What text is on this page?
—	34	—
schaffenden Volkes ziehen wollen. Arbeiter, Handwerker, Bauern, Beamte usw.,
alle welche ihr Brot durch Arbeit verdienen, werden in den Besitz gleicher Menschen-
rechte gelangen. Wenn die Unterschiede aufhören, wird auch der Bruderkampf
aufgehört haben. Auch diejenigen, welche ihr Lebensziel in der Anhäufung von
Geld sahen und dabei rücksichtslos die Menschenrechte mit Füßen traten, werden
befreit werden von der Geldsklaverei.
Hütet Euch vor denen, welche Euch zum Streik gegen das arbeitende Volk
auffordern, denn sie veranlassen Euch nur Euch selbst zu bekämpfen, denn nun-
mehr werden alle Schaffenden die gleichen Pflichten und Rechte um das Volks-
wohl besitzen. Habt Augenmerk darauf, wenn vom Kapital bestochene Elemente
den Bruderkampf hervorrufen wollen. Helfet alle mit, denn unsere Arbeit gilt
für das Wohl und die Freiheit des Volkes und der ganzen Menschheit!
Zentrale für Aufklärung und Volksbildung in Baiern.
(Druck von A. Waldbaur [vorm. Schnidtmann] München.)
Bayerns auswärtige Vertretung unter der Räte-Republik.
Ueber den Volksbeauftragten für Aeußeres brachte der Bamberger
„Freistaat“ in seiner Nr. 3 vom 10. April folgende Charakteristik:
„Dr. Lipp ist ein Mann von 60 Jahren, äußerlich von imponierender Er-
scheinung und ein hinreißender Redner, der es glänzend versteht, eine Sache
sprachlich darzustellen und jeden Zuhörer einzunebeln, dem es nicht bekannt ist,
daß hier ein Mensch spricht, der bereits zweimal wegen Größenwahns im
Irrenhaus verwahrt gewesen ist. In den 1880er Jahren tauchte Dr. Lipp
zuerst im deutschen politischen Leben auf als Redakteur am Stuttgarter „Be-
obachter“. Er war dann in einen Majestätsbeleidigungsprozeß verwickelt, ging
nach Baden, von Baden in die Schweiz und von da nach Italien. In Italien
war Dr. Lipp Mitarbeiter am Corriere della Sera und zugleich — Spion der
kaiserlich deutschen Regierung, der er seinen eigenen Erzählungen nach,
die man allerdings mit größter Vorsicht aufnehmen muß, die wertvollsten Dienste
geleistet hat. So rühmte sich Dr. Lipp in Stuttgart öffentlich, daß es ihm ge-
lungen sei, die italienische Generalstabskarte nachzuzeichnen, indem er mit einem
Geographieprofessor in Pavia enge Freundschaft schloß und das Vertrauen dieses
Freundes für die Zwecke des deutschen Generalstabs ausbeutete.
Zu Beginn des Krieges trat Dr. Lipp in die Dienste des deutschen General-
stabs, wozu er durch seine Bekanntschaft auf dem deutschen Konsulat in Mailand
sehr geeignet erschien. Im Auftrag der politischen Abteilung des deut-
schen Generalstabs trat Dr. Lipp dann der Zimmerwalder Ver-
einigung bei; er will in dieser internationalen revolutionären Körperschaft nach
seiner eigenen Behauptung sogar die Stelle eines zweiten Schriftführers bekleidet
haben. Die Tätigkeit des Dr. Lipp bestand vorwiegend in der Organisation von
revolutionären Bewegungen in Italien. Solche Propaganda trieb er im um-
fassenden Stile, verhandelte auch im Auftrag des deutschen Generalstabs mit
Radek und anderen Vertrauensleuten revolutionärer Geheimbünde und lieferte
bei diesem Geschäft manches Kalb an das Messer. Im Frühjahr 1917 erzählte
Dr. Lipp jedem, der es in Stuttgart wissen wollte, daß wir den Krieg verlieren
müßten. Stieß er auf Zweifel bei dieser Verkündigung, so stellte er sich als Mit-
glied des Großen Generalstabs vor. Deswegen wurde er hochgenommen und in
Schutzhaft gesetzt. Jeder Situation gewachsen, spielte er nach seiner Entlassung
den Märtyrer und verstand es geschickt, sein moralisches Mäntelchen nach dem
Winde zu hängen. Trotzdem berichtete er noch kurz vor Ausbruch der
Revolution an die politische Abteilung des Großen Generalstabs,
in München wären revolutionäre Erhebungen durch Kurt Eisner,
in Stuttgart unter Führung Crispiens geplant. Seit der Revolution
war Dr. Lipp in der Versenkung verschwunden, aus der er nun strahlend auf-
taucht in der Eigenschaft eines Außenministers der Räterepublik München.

+---+

Work through the material and count the lines containing "dann". Answer with the number alone.

2